● **Your objective**: Copy out each line in the material below that has the word "gain".

Records about charts and figures
>> Start

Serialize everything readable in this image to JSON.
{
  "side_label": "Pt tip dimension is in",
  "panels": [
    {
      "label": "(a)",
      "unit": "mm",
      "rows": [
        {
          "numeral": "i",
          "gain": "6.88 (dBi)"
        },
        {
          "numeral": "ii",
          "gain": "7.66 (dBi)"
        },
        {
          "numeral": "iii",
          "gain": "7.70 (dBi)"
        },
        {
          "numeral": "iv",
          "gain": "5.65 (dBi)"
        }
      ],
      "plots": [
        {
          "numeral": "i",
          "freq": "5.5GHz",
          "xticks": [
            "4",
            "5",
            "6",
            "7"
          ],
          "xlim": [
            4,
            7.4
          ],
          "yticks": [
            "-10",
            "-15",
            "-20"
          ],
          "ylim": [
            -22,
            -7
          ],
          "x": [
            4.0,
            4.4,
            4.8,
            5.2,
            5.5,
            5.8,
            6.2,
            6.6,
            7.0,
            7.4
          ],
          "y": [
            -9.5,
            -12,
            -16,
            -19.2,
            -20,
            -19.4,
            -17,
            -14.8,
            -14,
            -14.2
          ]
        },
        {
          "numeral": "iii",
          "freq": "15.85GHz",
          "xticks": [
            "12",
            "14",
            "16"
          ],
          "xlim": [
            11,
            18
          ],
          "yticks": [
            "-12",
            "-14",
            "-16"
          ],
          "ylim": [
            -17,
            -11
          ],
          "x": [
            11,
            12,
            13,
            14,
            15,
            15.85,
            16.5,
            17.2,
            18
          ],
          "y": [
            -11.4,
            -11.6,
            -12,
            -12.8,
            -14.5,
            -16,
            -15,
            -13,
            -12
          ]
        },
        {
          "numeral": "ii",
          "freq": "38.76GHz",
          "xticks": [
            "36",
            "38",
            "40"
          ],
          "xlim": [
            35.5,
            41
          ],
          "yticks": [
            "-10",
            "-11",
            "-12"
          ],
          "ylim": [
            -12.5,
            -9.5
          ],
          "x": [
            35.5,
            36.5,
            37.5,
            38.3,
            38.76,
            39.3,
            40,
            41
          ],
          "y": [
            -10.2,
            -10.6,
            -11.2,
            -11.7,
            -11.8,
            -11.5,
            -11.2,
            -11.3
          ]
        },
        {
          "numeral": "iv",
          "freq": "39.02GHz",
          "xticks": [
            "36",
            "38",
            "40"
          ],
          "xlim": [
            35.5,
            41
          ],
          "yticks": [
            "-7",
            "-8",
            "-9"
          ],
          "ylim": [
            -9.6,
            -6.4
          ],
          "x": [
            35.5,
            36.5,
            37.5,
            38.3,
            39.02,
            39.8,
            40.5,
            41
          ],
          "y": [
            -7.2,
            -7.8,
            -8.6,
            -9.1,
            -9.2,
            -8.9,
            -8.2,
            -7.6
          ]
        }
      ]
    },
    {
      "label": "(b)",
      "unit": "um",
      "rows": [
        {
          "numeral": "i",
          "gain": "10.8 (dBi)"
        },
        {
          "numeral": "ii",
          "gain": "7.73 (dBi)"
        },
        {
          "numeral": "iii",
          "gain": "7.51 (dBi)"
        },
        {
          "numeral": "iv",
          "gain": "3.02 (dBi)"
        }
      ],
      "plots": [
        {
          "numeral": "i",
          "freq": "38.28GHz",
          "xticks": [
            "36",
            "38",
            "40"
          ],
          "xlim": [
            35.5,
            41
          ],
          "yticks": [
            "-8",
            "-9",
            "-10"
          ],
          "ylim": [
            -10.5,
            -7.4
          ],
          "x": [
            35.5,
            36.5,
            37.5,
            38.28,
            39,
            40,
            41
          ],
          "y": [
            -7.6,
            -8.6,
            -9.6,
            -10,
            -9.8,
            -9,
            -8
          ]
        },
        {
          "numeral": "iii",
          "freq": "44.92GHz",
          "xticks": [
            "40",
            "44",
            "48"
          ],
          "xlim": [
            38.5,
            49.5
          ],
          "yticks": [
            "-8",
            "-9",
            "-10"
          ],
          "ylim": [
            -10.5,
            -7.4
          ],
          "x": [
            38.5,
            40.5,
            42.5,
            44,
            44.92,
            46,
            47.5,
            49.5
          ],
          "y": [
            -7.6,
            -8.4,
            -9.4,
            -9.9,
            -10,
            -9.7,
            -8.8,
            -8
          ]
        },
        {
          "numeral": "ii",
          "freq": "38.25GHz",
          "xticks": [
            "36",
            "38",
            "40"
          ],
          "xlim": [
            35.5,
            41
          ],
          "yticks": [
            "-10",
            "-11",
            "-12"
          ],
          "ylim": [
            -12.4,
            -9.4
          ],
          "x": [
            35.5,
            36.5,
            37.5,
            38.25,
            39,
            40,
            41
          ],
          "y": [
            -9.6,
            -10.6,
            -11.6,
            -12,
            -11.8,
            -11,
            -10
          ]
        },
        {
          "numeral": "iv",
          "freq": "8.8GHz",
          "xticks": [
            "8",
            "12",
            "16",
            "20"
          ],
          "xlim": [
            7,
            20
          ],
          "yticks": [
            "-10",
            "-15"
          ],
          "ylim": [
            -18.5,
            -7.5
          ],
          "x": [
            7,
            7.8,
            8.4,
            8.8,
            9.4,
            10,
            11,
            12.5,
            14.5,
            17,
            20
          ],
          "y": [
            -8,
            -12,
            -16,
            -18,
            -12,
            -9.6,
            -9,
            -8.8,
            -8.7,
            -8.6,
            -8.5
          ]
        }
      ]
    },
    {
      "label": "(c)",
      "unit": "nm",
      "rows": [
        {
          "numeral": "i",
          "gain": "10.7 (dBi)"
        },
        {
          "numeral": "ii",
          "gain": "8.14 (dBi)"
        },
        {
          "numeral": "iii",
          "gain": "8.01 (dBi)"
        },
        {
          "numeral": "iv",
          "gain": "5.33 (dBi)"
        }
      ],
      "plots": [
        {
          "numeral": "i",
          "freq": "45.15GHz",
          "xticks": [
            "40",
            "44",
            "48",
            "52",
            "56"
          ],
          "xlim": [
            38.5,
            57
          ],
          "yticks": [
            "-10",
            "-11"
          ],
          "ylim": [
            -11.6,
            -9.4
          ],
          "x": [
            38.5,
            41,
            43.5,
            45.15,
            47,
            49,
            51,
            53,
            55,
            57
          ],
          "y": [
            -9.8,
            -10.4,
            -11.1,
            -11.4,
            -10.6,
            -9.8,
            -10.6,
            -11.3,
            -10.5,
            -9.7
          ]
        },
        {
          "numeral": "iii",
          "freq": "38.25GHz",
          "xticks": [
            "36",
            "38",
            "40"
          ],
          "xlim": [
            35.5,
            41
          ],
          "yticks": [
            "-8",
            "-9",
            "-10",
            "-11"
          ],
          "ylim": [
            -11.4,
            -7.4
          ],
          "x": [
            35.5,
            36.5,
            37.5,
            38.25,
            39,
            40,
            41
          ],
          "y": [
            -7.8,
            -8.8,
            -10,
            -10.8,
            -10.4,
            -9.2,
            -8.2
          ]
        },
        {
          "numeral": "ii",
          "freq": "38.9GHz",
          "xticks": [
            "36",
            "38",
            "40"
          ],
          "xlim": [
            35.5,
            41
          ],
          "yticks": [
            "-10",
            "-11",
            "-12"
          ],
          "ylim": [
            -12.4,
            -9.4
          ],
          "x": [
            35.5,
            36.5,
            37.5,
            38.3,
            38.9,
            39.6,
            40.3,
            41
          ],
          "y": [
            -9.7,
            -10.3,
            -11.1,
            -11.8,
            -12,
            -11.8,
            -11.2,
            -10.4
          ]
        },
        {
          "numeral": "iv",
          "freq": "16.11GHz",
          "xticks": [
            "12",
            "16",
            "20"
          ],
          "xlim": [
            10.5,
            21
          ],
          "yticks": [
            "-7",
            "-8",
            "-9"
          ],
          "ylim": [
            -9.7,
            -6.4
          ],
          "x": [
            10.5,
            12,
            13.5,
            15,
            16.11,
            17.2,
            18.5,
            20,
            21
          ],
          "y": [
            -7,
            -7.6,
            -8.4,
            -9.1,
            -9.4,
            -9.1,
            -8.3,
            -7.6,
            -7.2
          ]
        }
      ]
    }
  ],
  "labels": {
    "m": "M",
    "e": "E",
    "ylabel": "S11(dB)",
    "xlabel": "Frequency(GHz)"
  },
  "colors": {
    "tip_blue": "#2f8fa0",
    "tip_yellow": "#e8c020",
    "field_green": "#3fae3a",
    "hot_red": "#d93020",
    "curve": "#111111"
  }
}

>> End

● **Output of the exercise**:
          "gain": "6.88 (dBi)"
          "gain": "7.66 (dBi)"
          "gain": "7.70 (dBi)"
          "gain": "5.65 (dBi)"
          "gain": "10.8 (dBi)"
          "gain": "7.73 (dBi)"
          "gain": "7.51 (dBi)"
          "gain": "3.02 (dBi)"
          "gain": "10.7 (dBi)"
          "gain": "8.14 (dBi)"
          "gain": "8.01 (dBi)"
          "gain": "5.33 (dBi)"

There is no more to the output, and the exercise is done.